(EXERCISE): Set down every entry again word for word, please, but skip the pictures.

(Dataset excerpt)
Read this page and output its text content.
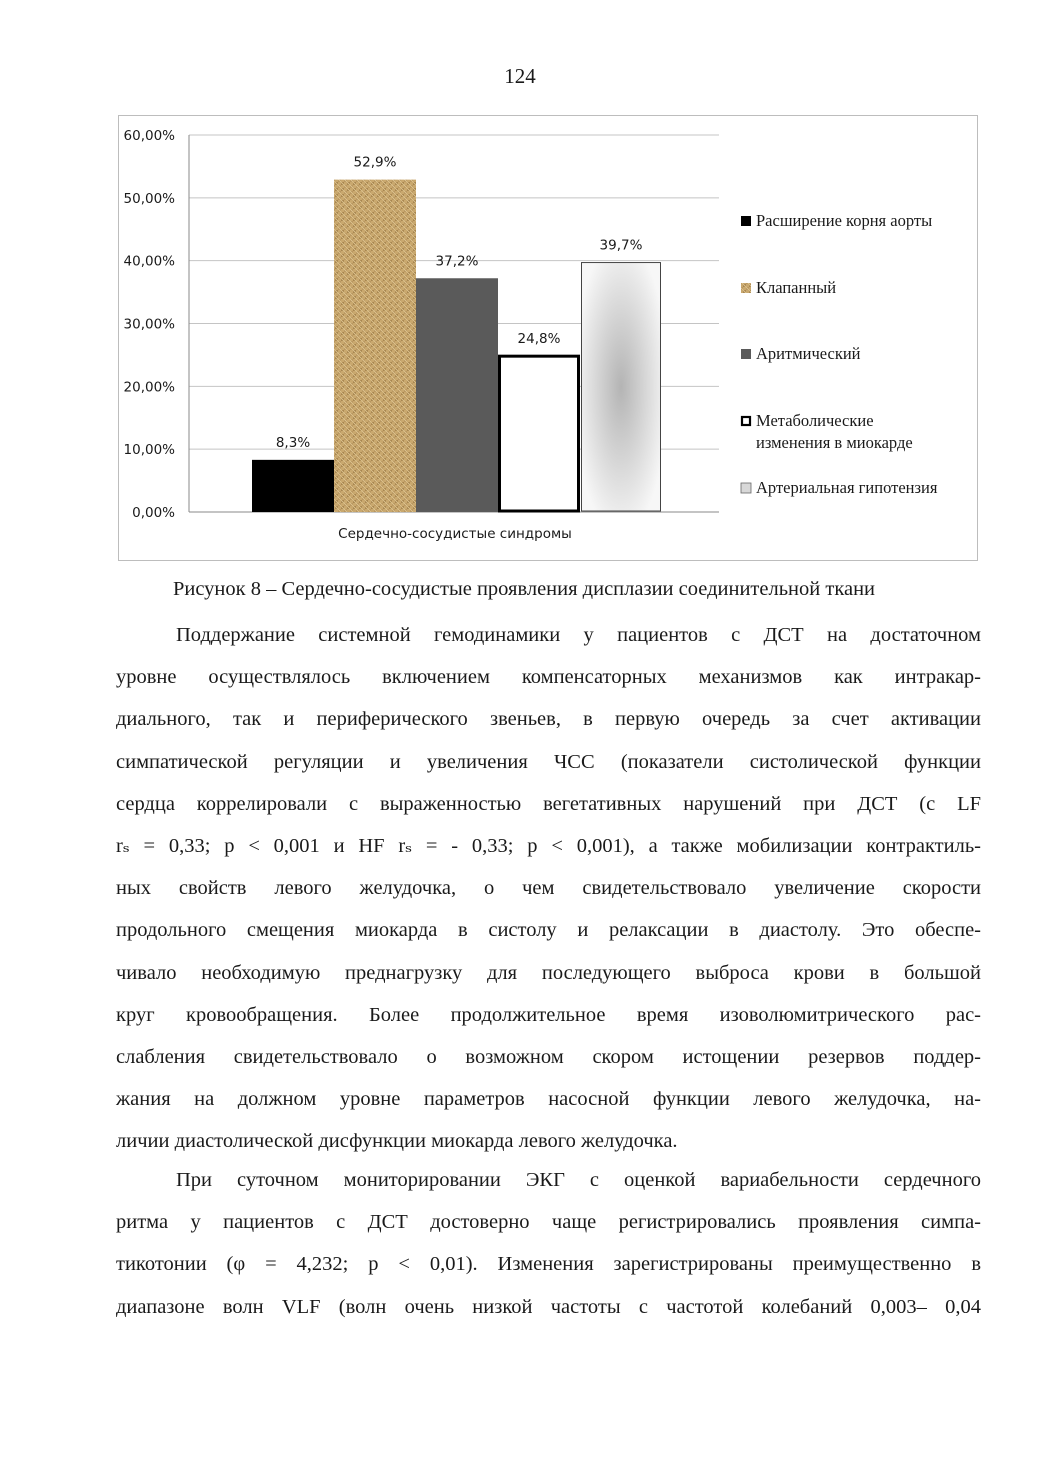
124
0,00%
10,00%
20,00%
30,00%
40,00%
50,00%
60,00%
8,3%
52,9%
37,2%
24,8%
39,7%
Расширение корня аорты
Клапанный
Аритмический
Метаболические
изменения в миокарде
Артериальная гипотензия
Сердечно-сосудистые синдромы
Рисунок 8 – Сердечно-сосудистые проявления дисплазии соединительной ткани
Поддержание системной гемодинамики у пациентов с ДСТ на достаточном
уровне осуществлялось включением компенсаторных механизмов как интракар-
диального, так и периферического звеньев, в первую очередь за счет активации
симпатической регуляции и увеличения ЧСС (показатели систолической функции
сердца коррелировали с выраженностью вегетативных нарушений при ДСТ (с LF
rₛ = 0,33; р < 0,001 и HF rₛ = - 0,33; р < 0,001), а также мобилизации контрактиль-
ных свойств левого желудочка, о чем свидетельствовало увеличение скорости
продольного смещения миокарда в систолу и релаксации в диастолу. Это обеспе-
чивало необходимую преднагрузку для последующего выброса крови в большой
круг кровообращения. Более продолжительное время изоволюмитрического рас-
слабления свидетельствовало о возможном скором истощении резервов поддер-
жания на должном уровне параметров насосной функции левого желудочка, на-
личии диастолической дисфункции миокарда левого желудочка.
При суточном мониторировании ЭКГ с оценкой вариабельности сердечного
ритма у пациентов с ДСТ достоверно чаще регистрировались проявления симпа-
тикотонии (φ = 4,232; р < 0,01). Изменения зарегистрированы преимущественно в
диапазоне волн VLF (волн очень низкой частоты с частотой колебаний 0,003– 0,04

(FULL ANSWER):
Read this page and output its text content.
124
0,00%
10,00%
20,00%
30,00%
40,00%
50,00%
60,00%
8,3%
52,9%
37,2%
24,8%
39,7%
Расширение корня аорты
Клапанный
Аритмический
Метаболические
изменения в миокарде
Артериальная гипотензия
Сердечно-сосудистые синдромы
Рисунок 8 – Сердечно-сосудистые проявления дисплазии соединительной ткани
Поддержание системной гемодинамики у пациентов с ДСТ на достаточном
уровне осуществлялось включением компенсаторных механизмов как интракар-
диального, так и периферического звеньев, в первую очередь за счет активации
симпатической регуляции и увеличения ЧСС (показатели систолической функции
сердца коррелировали с выраженностью вегетативных нарушений при ДСТ (с LF
rₛ = 0,33; р < 0,001 и HF rₛ = - 0,33; р < 0,001), а также мобилизации контрактиль-
ных свойств левого желудочка, о чем свидетельствовало увеличение скорости
продольного смещения миокарда в систолу и релаксации в диастолу. Это обеспе-
чивало необходимую преднагрузку для последующего выброса крови в большой
круг кровообращения. Более продолжительное время изоволюмитрического рас-
слабления свидетельствовало о возможном скором истощении резервов поддер-
жания на должном уровне параметров насосной функции левого желудочка, на-
личии диастолической дисфункции миокарда левого желудочка.
При суточном мониторировании ЭКГ с оценкой вариабельности сердечного
ритма у пациентов с ДСТ достоверно чаще регистрировались проявления симпа-
тикотонии (φ = 4,232; р < 0,01). Изменения зарегистрированы преимущественно в
диапазоне волн VLF (волн очень низкой частоты с частотой колебаний 0,003– 0,04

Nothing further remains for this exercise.